(Extracted items)
------------------------------------------------

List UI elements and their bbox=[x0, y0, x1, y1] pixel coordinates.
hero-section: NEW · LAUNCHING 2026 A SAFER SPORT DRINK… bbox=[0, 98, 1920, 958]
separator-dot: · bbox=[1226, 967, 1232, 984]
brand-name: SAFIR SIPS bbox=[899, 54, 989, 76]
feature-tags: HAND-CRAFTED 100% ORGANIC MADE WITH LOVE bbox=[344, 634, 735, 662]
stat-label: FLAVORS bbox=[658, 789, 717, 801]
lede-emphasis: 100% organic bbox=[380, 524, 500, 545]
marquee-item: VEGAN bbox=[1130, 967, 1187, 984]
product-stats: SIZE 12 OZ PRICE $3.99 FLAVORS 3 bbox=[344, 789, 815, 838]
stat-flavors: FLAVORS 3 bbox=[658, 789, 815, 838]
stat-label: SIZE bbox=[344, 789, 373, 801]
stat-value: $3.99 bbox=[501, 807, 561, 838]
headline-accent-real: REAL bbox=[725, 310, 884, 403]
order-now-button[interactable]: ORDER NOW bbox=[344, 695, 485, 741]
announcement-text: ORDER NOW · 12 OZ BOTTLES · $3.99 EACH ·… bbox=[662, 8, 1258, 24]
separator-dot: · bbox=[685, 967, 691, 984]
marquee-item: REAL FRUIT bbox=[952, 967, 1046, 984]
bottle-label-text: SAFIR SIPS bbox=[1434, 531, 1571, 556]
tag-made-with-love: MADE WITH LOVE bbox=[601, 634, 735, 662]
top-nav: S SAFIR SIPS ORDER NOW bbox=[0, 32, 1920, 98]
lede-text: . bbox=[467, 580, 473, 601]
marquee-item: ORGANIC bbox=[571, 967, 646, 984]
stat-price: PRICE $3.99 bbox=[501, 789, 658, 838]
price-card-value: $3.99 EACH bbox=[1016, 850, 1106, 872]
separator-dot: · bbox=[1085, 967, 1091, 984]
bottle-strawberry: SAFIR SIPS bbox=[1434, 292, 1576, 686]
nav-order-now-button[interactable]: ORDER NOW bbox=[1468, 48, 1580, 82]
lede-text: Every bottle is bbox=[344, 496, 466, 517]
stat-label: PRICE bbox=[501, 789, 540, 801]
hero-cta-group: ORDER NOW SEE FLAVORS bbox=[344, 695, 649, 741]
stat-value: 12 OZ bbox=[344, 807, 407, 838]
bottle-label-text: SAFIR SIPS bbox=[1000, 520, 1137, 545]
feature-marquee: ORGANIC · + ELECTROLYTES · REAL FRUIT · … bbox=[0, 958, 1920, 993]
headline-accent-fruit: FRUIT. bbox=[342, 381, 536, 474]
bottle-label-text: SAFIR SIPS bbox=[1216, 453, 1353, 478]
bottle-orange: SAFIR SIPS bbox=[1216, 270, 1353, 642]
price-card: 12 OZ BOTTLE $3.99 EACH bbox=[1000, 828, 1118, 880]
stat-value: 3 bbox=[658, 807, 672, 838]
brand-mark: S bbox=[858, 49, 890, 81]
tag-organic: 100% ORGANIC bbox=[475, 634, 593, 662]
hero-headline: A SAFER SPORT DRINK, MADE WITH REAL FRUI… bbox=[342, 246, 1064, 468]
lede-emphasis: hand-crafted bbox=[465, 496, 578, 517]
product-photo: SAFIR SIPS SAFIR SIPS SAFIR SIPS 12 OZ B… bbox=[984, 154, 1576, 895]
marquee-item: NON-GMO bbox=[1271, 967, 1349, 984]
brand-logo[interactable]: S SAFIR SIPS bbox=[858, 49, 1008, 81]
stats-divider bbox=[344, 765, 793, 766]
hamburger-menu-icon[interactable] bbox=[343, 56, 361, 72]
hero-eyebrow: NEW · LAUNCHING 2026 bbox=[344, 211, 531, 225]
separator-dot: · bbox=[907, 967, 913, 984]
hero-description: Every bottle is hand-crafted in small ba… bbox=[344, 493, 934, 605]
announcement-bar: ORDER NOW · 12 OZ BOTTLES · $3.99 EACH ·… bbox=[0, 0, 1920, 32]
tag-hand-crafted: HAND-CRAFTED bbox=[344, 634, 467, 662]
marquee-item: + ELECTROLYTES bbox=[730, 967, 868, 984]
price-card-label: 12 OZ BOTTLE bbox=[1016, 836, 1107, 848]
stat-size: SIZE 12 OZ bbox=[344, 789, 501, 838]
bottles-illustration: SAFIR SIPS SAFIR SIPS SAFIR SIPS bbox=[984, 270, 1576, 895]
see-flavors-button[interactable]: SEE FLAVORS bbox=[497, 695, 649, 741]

------------------------------------------------

▶ _Work required_
Retype every line of the items above with no changes.

▶ _Result_
List UI elements and their bbox=[x0, y0, x1, y1] pixel coordinates.
hero-section: NEW · LAUNCHING 2026 A SAFER SPORT DRINK… bbox=[0, 98, 1920, 958]
separator-dot: · bbox=[1226, 967, 1232, 984]
brand-name: SAFIR SIPS bbox=[899, 54, 989, 76]
feature-tags: HAND-CRAFTED 100% ORGANIC MADE WITH LOVE bbox=[344, 634, 735, 662]
stat-label: FLAVORS bbox=[658, 789, 717, 801]
lede-emphasis: 100% organic bbox=[380, 524, 500, 545]
marquee-item: VEGAN bbox=[1130, 967, 1187, 984]
product-stats: SIZE 12 OZ PRICE $3.99 FLAVORS 3 bbox=[344, 789, 815, 838]
stat-flavors: FLAVORS 3 bbox=[658, 789, 815, 838]
stat-label: SIZE bbox=[344, 789, 373, 801]
stat-value: $3.99 bbox=[501, 807, 561, 838]
headline-accent-real: REAL bbox=[725, 310, 884, 403]
order-now-button[interactable]: ORDER NOW bbox=[344, 695, 485, 741]
announcement-text: ORDER NOW · 12 OZ BOTTLES · $3.99 EACH ·… bbox=[662, 8, 1258, 24]
separator-dot: · bbox=[685, 967, 691, 984]
marquee-item: REAL FRUIT bbox=[952, 967, 1046, 984]
bottle-label-text: SAFIR SIPS bbox=[1434, 531, 1571, 556]
tag-made-with-love: MADE WITH LOVE bbox=[601, 634, 735, 662]
top-nav: S SAFIR SIPS ORDER NOW bbox=[0, 32, 1920, 98]
lede-text: . bbox=[467, 580, 473, 601]
marquee-item: ORGANIC bbox=[571, 967, 646, 984]
stat-price: PRICE $3.99 bbox=[501, 789, 658, 838]
price-card-value: $3.99 EACH bbox=[1016, 850, 1106, 872]
separator-dot: · bbox=[1085, 967, 1091, 984]
bottle-strawberry: SAFIR SIPS bbox=[1434, 292, 1576, 686]
nav-order-now-button[interactable]: ORDER NOW bbox=[1468, 48, 1580, 82]
lede-text: Every bottle is bbox=[344, 496, 466, 517]
stat-label: PRICE bbox=[501, 789, 540, 801]
hero-cta-group: ORDER NOW SEE FLAVORS bbox=[344, 695, 649, 741]
stat-value: 12 OZ bbox=[344, 807, 407, 838]
bottle-label-text: SAFIR SIPS bbox=[1000, 520, 1137, 545]
feature-marquee: ORGANIC · + ELECTROLYTES · REAL FRUIT · … bbox=[0, 958, 1920, 993]
headline-accent-fruit: FRUIT. bbox=[342, 381, 536, 474]
bottle-label-text: SAFIR SIPS bbox=[1216, 453, 1353, 478]
bottle-orange: SAFIR SIPS bbox=[1216, 270, 1353, 642]
price-card: 12 OZ BOTTLE $3.99 EACH bbox=[1000, 828, 1118, 880]
stat-value: 3 bbox=[658, 807, 672, 838]
brand-mark: S bbox=[858, 49, 890, 81]
tag-organic: 100% ORGANIC bbox=[475, 634, 593, 662]
hero-headline: A SAFER SPORT DRINK, MADE WITH REAL FRUI… bbox=[342, 246, 1064, 468]
lede-emphasis: hand-crafted bbox=[465, 496, 578, 517]
product-photo: SAFIR SIPS SAFIR SIPS SAFIR SIPS 12 OZ B… bbox=[984, 154, 1576, 895]
marquee-item: NON-GMO bbox=[1271, 967, 1349, 984]
brand-logo[interactable]: S SAFIR SIPS bbox=[858, 49, 1008, 81]
stats-divider bbox=[344, 765, 793, 766]
hamburger-menu-icon[interactable] bbox=[343, 56, 361, 72]
hero-eyebrow: NEW · LAUNCHING 2026 bbox=[344, 211, 531, 225]
separator-dot: · bbox=[907, 967, 913, 984]
hero-description: Every bottle is hand-crafted in small ba… bbox=[344, 493, 934, 605]
announcement-bar: ORDER NOW · 12 OZ BOTTLES · $3.99 EACH ·… bbox=[0, 0, 1920, 32]
tag-hand-crafted: HAND-CRAFTED bbox=[344, 634, 467, 662]
marquee-item: + ELECTROLYTES bbox=[730, 967, 868, 984]
price-card-label: 12 OZ BOTTLE bbox=[1016, 836, 1107, 848]
stat-size: SIZE 12 OZ bbox=[344, 789, 501, 838]
bottles-illustration: SAFIR SIPS SAFIR SIPS SAFIR SIPS bbox=[984, 270, 1576, 895]
see-flavors-button[interactable]: SEE FLAVORS bbox=[497, 695, 649, 741]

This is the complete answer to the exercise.